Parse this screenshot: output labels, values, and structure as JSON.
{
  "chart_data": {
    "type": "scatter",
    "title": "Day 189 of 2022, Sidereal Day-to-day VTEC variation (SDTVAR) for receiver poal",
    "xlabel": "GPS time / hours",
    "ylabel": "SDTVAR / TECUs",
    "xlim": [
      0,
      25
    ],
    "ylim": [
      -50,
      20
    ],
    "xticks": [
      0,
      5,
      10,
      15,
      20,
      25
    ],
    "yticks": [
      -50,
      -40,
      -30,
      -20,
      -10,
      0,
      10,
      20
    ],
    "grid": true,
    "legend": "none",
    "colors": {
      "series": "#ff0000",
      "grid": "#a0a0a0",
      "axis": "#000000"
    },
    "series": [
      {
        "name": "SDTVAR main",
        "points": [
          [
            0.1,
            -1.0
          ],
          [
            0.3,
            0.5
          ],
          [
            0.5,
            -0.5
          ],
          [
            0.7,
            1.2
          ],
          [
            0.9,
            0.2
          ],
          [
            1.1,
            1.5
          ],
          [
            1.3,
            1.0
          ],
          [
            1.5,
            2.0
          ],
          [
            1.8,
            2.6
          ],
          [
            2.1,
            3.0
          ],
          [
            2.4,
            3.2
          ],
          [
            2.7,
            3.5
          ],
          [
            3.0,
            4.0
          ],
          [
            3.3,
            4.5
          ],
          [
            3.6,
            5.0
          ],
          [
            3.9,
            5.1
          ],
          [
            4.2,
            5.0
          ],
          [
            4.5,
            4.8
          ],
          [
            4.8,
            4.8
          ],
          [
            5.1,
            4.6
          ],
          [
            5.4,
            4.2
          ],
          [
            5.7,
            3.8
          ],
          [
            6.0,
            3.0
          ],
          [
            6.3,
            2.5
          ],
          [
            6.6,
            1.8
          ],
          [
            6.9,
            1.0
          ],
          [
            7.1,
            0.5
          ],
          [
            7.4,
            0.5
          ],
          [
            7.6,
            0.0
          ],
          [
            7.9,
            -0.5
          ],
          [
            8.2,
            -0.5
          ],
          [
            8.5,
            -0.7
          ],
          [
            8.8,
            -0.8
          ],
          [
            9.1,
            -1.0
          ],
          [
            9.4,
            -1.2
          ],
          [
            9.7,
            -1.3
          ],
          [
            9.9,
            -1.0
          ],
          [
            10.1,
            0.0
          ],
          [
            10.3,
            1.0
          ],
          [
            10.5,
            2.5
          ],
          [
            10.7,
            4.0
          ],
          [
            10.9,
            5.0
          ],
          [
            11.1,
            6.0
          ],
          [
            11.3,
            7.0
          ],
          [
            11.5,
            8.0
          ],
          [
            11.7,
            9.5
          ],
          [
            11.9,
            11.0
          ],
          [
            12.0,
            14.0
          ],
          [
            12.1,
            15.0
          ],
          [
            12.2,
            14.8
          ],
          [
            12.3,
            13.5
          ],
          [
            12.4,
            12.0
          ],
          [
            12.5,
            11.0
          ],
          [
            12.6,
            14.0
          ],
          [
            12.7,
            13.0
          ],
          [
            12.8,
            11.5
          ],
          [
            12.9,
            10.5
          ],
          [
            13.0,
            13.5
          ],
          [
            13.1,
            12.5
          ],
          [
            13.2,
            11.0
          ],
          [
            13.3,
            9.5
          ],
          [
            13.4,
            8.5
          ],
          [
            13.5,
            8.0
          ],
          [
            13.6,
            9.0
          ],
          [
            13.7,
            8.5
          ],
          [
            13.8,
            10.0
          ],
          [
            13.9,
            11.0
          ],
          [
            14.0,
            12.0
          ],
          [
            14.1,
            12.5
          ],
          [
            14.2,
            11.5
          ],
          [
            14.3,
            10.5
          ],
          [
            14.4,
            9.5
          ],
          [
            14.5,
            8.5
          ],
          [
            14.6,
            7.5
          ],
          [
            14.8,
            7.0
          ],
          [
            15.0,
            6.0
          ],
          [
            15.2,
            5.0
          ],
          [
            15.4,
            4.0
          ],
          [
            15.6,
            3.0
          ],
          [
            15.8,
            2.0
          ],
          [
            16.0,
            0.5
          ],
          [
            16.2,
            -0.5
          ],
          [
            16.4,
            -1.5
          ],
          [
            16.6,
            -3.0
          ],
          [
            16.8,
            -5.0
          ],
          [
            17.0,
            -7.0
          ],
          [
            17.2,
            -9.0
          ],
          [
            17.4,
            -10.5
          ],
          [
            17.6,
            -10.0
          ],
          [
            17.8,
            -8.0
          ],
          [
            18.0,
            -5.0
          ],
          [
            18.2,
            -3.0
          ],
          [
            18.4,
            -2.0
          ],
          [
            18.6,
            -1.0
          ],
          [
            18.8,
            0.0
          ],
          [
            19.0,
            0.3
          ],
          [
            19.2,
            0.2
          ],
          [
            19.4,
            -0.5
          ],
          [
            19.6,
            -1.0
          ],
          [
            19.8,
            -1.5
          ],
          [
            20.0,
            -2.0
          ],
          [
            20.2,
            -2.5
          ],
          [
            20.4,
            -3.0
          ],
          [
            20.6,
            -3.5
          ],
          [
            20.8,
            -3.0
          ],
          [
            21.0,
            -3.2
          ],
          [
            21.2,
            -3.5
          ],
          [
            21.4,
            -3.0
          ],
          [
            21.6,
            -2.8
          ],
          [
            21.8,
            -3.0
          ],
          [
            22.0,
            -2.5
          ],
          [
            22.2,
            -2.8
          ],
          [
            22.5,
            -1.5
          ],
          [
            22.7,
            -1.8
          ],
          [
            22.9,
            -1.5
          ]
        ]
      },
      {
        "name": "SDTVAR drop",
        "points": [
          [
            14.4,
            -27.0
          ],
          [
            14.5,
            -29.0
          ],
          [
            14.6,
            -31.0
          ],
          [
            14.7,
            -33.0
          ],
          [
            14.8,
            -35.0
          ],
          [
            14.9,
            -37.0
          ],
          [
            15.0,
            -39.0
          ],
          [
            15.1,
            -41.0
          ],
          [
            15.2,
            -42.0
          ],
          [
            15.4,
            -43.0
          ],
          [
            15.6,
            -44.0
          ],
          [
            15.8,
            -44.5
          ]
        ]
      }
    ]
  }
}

^^^^^^^^

* _What to work on_
Find each line holding "SDTVAR". Copy it out.

* _Written solution_
    "title": "Day 189 of 2022, Sidereal Day-to-day VTEC variation (SDTVAR) for receiver poal",
    "ylabel": "SDTVAR / TECUs",
        "name": "SDTVAR main",
        "name": "SDTVAR drop",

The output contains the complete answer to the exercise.